### RAW DATA:

================

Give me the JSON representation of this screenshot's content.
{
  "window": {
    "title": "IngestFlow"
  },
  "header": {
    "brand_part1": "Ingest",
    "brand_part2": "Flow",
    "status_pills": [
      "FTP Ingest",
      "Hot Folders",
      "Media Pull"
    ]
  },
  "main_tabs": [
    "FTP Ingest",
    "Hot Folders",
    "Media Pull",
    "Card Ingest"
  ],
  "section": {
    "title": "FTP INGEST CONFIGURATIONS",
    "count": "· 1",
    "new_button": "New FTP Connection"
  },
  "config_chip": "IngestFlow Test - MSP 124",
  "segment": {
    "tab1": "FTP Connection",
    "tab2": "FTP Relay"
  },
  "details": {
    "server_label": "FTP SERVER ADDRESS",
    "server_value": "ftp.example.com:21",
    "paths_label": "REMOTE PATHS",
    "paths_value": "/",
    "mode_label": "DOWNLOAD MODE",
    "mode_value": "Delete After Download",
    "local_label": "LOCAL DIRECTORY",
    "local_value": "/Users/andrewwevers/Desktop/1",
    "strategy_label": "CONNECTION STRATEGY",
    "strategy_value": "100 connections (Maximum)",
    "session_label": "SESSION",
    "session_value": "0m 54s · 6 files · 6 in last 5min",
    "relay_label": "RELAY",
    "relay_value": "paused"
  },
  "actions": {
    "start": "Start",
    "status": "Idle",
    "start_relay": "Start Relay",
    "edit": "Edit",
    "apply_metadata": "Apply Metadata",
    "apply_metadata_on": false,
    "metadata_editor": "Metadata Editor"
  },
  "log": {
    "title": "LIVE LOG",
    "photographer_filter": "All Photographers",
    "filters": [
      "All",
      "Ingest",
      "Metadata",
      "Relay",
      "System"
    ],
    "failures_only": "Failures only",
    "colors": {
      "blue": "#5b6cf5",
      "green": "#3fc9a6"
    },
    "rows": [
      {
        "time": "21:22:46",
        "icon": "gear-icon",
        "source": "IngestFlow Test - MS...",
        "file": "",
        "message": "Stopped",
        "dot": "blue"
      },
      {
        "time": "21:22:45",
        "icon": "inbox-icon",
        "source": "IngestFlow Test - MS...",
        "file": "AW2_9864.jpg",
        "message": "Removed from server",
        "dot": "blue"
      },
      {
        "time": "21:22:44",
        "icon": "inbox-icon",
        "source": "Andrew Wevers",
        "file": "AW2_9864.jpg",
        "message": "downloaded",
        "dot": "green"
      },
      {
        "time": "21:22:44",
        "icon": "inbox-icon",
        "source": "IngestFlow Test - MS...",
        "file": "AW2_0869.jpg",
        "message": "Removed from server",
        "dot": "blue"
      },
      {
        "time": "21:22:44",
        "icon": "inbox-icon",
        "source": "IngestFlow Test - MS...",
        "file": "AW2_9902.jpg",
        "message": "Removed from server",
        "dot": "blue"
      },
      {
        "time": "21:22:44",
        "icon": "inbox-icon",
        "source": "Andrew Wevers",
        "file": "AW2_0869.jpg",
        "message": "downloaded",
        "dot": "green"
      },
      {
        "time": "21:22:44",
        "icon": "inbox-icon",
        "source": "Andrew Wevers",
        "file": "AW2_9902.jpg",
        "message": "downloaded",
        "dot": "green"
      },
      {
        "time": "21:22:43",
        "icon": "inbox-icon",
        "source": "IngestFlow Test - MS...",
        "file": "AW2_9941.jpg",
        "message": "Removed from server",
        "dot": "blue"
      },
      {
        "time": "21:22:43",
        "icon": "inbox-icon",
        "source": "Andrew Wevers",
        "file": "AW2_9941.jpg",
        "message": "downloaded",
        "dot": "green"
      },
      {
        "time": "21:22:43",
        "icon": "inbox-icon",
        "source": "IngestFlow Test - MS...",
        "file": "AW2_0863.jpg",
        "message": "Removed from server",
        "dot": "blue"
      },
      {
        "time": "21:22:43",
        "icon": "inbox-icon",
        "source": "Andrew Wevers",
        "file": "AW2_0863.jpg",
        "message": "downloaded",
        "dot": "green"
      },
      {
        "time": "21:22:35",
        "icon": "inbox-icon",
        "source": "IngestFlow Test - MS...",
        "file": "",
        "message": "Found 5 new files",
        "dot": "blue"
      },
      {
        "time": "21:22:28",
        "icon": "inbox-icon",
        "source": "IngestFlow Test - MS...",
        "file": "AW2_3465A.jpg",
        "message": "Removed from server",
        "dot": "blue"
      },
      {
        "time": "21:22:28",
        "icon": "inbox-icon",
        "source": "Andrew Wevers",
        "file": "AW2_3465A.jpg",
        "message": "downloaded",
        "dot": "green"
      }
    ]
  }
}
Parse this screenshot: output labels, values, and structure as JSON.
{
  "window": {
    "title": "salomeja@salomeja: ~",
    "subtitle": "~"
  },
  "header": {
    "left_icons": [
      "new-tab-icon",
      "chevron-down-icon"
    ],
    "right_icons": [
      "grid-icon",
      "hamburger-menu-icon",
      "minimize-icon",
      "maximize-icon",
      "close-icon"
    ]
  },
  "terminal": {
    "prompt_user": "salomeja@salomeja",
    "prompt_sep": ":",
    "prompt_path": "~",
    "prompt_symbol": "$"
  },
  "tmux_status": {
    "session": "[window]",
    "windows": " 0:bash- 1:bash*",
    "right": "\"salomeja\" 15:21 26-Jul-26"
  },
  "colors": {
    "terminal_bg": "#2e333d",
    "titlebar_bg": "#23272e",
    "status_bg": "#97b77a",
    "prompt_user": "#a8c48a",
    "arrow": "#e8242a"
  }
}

================

### WHAT IS ASKED:
Write out every entry again exactly, please, with nothing missing.

### ANSWER IN FULL:
Give me the JSON representation of this screenshot's content.
{
  "window": {
    "title": "IngestFlow"
  },
  "header": {
    "brand_part1": "Ingest",
    "brand_part2": "Flow",
    "status_pills": [
      "FTP Ingest",
      "Hot Folders",
      "Media Pull"
    ]
  },
  "main_tabs": [
    "FTP Ingest",
    "Hot Folders",
    "Media Pull",
    "Card Ingest"
  ],
  "section": {
    "title": "FTP INGEST CONFIGURATIONS",
    "count": "· 1",
    "new_button": "New FTP Connection"
  },
  "config_chip": "IngestFlow Test - MSP 124",
  "segment": {
    "tab1": "FTP Connection",
    "tab2": "FTP Relay"
  },
  "details": {
    "server_label": "FTP SERVER ADDRESS",
    "server_value": "ftp.example.com:21",
    "paths_label": "REMOTE PATHS",
    "paths_value": "/",
    "mode_label": "DOWNLOAD MODE",
    "mode_value": "Delete After Download",
    "local_label": "LOCAL DIRECTORY",
    "local_value": "/Users/andrewwevers/Desktop/1",
    "strategy_label": "CONNECTION STRATEGY",
    "strategy_value": "100 connections (Maximum)",
    "session_label": "SESSION",
    "session_value": "0m 54s · 6 files · 6 in last 5min",
    "relay_label": "RELAY",
    "relay_value": "paused"
  },
  "actions": {
    "start": "Start",
    "status": "Idle",
    "start_relay": "Start Relay",
    "edit": "Edit",
    "apply_metadata": "Apply Metadata",
    "apply_metadata_on": false,
    "metadata_editor": "Metadata Editor"
  },
  "log": {
    "title": "LIVE LOG",
    "photographer_filter": "All Photographers",
    "filters": [
      "All",
      "Ingest",
      "Metadata",
      "Relay",
      "System"
    ],
    "failures_only": "Failures only",
    "colors": {
      "blue": "#5b6cf5",
      "green": "#3fc9a6"
    },
    "rows": [
      {
        "time": "21:22:46",
        "icon": "gear-icon",
        "source": "IngestFlow Test - MS...",
        "file": "",
        "message": "Stopped",
        "dot": "blue"
      },
      {
        "time": "21:22:45",
        "icon": "inbox-icon",
        "source": "IngestFlow Test - MS...",
        "file": "AW2_9864.jpg",
        "message": "Removed from server",
        "dot": "blue"
      },
      {
        "time": "21:22:44",
        "icon": "inbox-icon",
        "source": "Andrew Wevers",
        "file": "AW2_9864.jpg",
        "message": "downloaded",
        "dot": "green"
      },
      {
        "time": "21:22:44",
        "icon": "inbox-icon",
        "source": "IngestFlow Test - MS...",
        "file": "AW2_0869.jpg",
        "message": "Removed from server",
        "dot": "blue"
      },
      {
        "time": "21:22:44",
        "icon": "inbox-icon",
        "source": "IngestFlow Test - MS...",
        "file": "AW2_9902.jpg",
        "message": "Removed from server",
        "dot": "blue"
      },
      {
        "time": "21:22:44",
        "icon": "inbox-icon",
        "source": "Andrew Wevers",
        "file": "AW2_0869.jpg",
        "message": "downloaded",
        "dot": "green"
      },
      {
        "time": "21:22:44",
        "icon": "inbox-icon",
        "source": "Andrew Wevers",
        "file": "AW2_9902.jpg",
        "message": "downloaded",
        "dot": "green"
      },
      {
        "time": "21:22:43",
        "icon": "inbox-icon",
        "source": "IngestFlow Test - MS...",
        "file": "AW2_9941.jpg",
        "message": "Removed from server",
        "dot": "blue"
      },
      {
        "time": "21:22:43",
        "icon": "inbox-icon",
        "source": "Andrew Wevers",
        "file": "AW2_9941.jpg",
        "message": "downloaded",
        "dot": "green"
      },
      {
        "time": "21:22:43",
        "icon": "inbox-icon",
        "source": "IngestFlow Test - MS...",
        "file": "AW2_0863.jpg",
        "message": "Removed from server",
        "dot": "blue"
      },
      {
        "time": "21:22:43",
        "icon": "inbox-icon",
        "source": "Andrew Wevers",
        "file": "AW2_0863.jpg",
        "message": "downloaded",
        "dot": "green"
      },
      {
        "time": "21:22:35",
        "icon": "inbox-icon",
        "source": "IngestFlow Test - MS...",
        "file": "",
        "message": "Found 5 new files",
        "dot": "blue"
      },
      {
        "time": "21:22:28",
        "icon": "inbox-icon",
        "source": "IngestFlow Test - MS...",
        "file": "AW2_3465A.jpg",
        "message": "Removed from server",
        "dot": "blue"
      },
      {
        "time": "21:22:28",
        "icon": "inbox-icon",
        "source": "Andrew Wevers",
        "file": "AW2_3465A.jpg",
        "message": "downloaded",
        "dot": "green"
      }
    ]
  }
}
Parse this screenshot: output labels, values, and structure as JSON.
{
  "window": {
    "title": "salomeja@salomeja: ~",
    "subtitle": "~"
  },
  "header": {
    "left_icons": [
      "new-tab-icon",
      "chevron-down-icon"
    ],
    "right_icons": [
      "grid-icon",
      "hamburger-menu-icon",
      "minimize-icon",
      "maximize-icon",
      "close-icon"
    ]
  },
  "terminal": {
    "prompt_user": "salomeja@salomeja",
    "prompt_sep": ":",
    "prompt_path": "~",
    "prompt_symbol": "$"
  },
  "tmux_status": {
    "session": "[window]",
    "windows": " 0:bash- 1:bash*",
    "right": "\"salomeja\" 15:21 26-Jul-26"
  },
  "colors": {
    "terminal_bg": "#2e333d",
    "titlebar_bg": "#23272e",
    "status_bg": "#97b77a",
    "prompt_user": "#a8c48a",
    "arrow": "#e8242a"
  }
}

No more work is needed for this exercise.